## EXERCISE GOAL
Please copy all the lines that follow, word for word.

Extracted data entries
_ _ _ _ _

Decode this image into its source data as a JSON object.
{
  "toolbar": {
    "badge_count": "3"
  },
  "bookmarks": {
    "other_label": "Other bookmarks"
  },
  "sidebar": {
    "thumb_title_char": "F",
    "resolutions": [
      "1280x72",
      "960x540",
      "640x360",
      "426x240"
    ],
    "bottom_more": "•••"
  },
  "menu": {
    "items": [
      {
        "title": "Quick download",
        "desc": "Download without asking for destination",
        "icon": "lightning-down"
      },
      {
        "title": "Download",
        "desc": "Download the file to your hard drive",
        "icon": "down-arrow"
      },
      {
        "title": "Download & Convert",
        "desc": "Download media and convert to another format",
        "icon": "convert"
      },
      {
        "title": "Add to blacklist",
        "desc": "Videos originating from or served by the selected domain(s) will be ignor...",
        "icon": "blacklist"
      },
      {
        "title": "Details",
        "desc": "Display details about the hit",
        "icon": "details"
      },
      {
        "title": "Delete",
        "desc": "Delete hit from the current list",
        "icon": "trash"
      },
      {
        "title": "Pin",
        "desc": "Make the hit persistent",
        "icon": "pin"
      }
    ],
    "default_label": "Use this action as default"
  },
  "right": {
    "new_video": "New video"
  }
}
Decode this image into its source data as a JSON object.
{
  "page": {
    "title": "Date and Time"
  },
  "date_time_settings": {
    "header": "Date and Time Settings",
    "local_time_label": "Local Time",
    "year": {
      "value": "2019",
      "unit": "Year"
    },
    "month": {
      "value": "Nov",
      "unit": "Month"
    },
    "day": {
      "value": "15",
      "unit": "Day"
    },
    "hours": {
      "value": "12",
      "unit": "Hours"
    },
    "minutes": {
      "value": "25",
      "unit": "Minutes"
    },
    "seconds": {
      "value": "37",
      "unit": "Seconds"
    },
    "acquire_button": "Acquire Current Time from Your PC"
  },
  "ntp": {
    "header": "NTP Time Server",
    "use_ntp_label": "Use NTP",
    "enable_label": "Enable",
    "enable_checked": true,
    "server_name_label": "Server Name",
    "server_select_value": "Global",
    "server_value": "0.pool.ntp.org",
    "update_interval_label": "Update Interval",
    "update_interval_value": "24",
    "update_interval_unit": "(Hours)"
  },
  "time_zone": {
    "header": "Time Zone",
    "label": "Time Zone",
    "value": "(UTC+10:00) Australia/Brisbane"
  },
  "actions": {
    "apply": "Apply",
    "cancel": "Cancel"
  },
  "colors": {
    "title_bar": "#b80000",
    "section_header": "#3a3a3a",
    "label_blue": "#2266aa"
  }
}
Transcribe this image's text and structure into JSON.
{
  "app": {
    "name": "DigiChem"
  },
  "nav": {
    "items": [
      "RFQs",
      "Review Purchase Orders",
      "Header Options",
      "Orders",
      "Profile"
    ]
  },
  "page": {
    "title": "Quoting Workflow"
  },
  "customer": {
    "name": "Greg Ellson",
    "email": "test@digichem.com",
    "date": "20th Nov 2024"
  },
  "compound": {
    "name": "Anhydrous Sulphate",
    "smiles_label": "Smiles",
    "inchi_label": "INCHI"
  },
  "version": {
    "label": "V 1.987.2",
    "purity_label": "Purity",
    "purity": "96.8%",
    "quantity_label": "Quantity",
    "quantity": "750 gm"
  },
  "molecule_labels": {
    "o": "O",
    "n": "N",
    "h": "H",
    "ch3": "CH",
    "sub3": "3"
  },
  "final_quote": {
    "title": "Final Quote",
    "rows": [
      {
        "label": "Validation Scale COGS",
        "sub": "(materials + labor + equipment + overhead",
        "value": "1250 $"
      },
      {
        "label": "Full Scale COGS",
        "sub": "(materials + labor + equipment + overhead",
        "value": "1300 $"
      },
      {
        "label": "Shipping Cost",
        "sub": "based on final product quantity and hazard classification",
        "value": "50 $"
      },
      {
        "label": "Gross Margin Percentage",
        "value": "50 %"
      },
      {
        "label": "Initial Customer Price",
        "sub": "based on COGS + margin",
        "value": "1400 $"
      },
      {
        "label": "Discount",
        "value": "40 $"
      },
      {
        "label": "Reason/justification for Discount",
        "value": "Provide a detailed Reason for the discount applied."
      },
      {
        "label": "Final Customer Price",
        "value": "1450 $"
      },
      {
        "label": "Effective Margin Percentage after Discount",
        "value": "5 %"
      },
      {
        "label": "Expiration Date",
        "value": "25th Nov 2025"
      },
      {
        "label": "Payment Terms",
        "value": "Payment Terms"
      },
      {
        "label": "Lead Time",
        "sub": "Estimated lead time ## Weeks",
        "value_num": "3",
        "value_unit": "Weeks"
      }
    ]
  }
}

_ _ _ _ _

## TASK SOLUTION
Decode this image into its source data as a JSON object.
{
  "toolbar": {
    "badge_count": "3"
  },
  "bookmarks": {
    "other_label": "Other bookmarks"
  },
  "sidebar": {
    "thumb_title_char": "F",
    "resolutions": [
      "1280x72",
      "960x540",
      "640x360",
      "426x240"
    ],
    "bottom_more": "•••"
  },
  "menu": {
    "items": [
      {
        "title": "Quick download",
        "desc": "Download without asking for destination",
        "icon": "lightning-down"
      },
      {
        "title": "Download",
        "desc": "Download the file to your hard drive",
        "icon": "down-arrow"
      },
      {
        "title": "Download & Convert",
        "desc": "Download media and convert to another format",
        "icon": "convert"
      },
      {
        "title": "Add to blacklist",
        "desc": "Videos originating from or served by the selected domain(s) will be ignor...",
        "icon": "blacklist"
      },
      {
        "title": "Details",
        "desc": "Display details about the hit",
        "icon": "details"
      },
      {
        "title": "Delete",
        "desc": "Delete hit from the current list",
        "icon": "trash"
      },
      {
        "title": "Pin",
        "desc": "Make the hit persistent",
        "icon": "pin"
      }
    ],
    "default_label": "Use this action as default"
  },
  "right": {
    "new_video": "New video"
  }
}
Decode this image into its source data as a JSON object.
{
  "page": {
    "title": "Date and Time"
  },
  "date_time_settings": {
    "header": "Date and Time Settings",
    "local_time_label": "Local Time",
    "year": {
      "value": "2019",
      "unit": "Year"
    },
    "month": {
      "value": "Nov",
      "unit": "Month"
    },
    "day": {
      "value": "15",
      "unit": "Day"
    },
    "hours": {
      "value": "12",
      "unit": "Hours"
    },
    "minutes": {
      "value": "25",
      "unit": "Minutes"
    },
    "seconds": {
      "value": "37",
      "unit": "Seconds"
    },
    "acquire_button": "Acquire Current Time from Your PC"
  },
  "ntp": {
    "header": "NTP Time Server",
    "use_ntp_label": "Use NTP",
    "enable_label": "Enable",
    "enable_checked": true,
    "server_name_label": "Server Name",
    "server_select_value": "Global",
    "server_value": "0.pool.ntp.org",
    "update_interval_label": "Update Interval",
    "update_interval_value": "24",
    "update_interval_unit": "(Hours)"
  },
  "time_zone": {
    "header": "Time Zone",
    "label": "Time Zone",
    "value": "(UTC+10:00) Australia/Brisbane"
  },
  "actions": {
    "apply": "Apply",
    "cancel": "Cancel"
  },
  "colors": {
    "title_bar": "#b80000",
    "section_header": "#3a3a3a",
    "label_blue": "#2266aa"
  }
}
Transcribe this image's text and structure into JSON.
{
  "app": {
    "name": "DigiChem"
  },
  "nav": {
    "items": [
      "RFQs",
      "Review Purchase Orders",
      "Header Options",
      "Orders",
      "Profile"
    ]
  },
  "page": {
    "title": "Quoting Workflow"
  },
  "customer": {
    "name": "Greg Ellson",
    "email": "test@digichem.com",
    "date": "20th Nov 2024"
  },
  "compound": {
    "name": "Anhydrous Sulphate",
    "smiles_label": "Smiles",
    "inchi_label": "INCHI"
  },
  "version": {
    "label": "V 1.987.2",
    "purity_label": "Purity",
    "purity": "96.8%",
    "quantity_label": "Quantity",
    "quantity": "750 gm"
  },
  "molecule_labels": {
    "o": "O",
    "n": "N",
    "h": "H",
    "ch3": "CH",
    "sub3": "3"
  },
  "final_quote": {
    "title": "Final Quote",
    "rows": [
      {
        "label": "Validation Scale COGS",
        "sub": "(materials + labor + equipment + overhead",
        "value": "1250 $"
      },
      {
        "label": "Full Scale COGS",
        "sub": "(materials + labor + equipment + overhead",
        "value": "1300 $"
      },
      {
        "label": "Shipping Cost",
        "sub": "based on final product quantity and hazard classification",
        "value": "50 $"
      },
      {
        "label": "Gross Margin Percentage",
        "value": "50 %"
      },
      {
        "label": "Initial Customer Price",
        "sub": "based on COGS + margin",
        "value": "1400 $"
      },
      {
        "label": "Discount",
        "value": "40 $"
      },
      {
        "label": "Reason/justification for Discount",
        "value": "Provide a detailed Reason for the discount applied."
      },
      {
        "label": "Final Customer Price",
        "value": "1450 $"
      },
      {
        "label": "Effective Margin Percentage after Discount",
        "value": "5 %"
      },
      {
        "label": "Expiration Date",
        "value": "25th Nov 2025"
      },
      {
        "label": "Payment Terms",
        "value": "Payment Terms"
      },
      {
        "label": "Lead Time",
        "sub": "Estimated lead time ## Weeks",
        "value_num": "3",
        "value_unit": "Weeks"
      }
    ]
  }
}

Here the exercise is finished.